• **DIRECTIONS FOR THIS TASK**: Filter the listing and keep only the lines with the word "tester".

• **ITEMS**:
———
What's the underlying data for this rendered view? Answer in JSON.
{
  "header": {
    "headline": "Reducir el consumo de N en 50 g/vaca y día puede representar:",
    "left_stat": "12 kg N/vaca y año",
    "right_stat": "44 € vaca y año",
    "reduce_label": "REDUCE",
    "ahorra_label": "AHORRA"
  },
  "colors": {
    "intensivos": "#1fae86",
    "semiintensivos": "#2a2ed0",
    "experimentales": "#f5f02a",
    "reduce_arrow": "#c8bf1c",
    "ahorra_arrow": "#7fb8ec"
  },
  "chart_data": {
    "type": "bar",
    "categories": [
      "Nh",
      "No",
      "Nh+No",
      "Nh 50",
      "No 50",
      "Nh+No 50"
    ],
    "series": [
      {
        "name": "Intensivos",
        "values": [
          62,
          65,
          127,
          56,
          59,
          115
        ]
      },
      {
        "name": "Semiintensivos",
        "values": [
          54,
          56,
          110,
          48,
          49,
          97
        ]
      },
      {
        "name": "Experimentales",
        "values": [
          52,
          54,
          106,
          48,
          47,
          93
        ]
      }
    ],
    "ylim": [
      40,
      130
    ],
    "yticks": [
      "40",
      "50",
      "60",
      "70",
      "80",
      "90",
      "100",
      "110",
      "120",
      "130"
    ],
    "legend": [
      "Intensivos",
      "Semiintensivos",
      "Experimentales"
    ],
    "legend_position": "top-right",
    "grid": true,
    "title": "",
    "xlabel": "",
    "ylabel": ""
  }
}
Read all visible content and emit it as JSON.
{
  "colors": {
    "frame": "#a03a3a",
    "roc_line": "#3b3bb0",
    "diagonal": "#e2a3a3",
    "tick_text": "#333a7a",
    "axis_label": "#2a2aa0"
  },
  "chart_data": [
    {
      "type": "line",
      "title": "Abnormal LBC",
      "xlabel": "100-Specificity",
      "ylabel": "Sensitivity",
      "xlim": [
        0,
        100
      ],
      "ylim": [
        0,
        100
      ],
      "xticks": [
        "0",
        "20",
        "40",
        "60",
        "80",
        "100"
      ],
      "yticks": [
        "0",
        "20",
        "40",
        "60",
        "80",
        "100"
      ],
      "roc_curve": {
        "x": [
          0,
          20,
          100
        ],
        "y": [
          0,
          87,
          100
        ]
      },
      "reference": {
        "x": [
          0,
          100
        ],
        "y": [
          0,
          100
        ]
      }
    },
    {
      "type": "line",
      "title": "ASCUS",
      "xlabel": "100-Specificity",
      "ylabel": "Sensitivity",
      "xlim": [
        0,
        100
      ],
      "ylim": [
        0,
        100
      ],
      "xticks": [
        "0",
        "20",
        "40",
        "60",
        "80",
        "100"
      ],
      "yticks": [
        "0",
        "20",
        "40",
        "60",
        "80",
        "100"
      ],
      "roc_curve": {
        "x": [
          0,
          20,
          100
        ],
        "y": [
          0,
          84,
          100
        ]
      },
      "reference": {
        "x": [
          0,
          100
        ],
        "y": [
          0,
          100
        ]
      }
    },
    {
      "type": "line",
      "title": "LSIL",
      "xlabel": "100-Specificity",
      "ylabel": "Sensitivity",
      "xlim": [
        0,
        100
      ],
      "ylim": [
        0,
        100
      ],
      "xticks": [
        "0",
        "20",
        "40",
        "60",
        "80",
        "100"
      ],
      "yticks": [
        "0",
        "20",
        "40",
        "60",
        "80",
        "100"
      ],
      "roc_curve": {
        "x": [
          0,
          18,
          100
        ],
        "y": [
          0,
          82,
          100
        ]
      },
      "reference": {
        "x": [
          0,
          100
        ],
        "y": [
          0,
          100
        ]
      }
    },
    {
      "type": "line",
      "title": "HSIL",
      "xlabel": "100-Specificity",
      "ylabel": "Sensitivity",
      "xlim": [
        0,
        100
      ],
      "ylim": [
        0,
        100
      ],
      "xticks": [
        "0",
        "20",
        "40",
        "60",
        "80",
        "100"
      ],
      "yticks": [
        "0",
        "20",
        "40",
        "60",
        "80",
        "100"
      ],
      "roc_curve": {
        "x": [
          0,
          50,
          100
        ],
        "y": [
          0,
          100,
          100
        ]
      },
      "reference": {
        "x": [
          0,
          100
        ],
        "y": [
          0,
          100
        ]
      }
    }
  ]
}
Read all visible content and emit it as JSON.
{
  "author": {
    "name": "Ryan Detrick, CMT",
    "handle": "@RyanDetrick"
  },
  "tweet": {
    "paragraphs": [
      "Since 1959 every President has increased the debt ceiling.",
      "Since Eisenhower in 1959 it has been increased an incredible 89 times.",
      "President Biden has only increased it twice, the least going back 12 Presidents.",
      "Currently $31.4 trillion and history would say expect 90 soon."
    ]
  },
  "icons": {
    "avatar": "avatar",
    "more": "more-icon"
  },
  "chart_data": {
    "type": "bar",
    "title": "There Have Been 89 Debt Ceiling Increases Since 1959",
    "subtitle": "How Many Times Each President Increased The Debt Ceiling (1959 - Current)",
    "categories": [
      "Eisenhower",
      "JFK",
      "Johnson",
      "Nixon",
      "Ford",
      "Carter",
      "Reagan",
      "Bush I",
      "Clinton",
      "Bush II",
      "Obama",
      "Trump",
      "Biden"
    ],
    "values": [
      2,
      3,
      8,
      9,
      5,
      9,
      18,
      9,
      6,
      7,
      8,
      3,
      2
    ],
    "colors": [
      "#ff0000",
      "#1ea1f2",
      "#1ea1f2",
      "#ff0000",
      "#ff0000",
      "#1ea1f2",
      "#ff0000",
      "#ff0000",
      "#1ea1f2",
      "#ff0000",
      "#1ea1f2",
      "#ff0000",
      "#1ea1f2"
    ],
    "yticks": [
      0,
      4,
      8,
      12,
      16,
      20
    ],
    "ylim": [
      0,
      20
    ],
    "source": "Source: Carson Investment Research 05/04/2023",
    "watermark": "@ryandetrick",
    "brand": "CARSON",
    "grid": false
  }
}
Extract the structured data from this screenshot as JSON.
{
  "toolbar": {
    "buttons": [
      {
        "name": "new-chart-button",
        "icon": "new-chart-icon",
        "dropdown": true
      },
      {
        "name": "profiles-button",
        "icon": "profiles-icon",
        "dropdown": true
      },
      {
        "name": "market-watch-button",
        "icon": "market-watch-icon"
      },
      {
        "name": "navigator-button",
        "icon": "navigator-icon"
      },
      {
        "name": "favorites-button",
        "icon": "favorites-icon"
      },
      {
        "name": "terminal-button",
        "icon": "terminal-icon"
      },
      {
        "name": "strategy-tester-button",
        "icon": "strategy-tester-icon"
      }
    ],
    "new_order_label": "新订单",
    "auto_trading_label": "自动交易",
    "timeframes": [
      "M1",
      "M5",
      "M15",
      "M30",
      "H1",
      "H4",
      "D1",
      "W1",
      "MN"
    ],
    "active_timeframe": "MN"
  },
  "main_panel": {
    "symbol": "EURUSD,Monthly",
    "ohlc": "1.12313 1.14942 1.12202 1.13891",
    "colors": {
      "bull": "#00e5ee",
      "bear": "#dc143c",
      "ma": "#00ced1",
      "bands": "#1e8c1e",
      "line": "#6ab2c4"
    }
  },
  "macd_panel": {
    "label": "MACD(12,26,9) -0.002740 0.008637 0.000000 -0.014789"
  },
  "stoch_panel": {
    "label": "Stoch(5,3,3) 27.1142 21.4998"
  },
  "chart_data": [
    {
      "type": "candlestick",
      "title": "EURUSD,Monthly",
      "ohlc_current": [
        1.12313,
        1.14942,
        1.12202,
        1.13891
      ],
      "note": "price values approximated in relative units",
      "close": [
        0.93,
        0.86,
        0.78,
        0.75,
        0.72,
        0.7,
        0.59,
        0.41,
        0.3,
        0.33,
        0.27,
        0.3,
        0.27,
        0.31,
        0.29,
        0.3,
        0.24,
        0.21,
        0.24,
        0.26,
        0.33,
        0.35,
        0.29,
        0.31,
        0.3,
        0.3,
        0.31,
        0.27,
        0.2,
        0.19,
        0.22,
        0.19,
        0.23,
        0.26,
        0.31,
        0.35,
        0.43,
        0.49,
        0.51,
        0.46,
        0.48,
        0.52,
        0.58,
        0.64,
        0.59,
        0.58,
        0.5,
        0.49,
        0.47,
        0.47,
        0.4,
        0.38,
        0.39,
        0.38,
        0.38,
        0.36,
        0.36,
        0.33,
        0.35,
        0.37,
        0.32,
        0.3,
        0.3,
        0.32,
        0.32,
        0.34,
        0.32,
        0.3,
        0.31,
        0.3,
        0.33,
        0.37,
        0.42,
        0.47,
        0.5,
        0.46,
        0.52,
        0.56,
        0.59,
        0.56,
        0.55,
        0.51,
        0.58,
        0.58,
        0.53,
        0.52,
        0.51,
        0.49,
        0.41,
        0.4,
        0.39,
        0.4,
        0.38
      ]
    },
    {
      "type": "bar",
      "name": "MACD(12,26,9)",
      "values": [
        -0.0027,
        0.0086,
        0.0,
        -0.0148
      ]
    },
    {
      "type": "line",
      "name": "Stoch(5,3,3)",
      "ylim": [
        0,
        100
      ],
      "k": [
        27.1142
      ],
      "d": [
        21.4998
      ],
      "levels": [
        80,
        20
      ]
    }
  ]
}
———
• **PROBLEM SOLUTION**:
        "name": "strategy-tester-button",
        "icon": "strategy-tester-icon"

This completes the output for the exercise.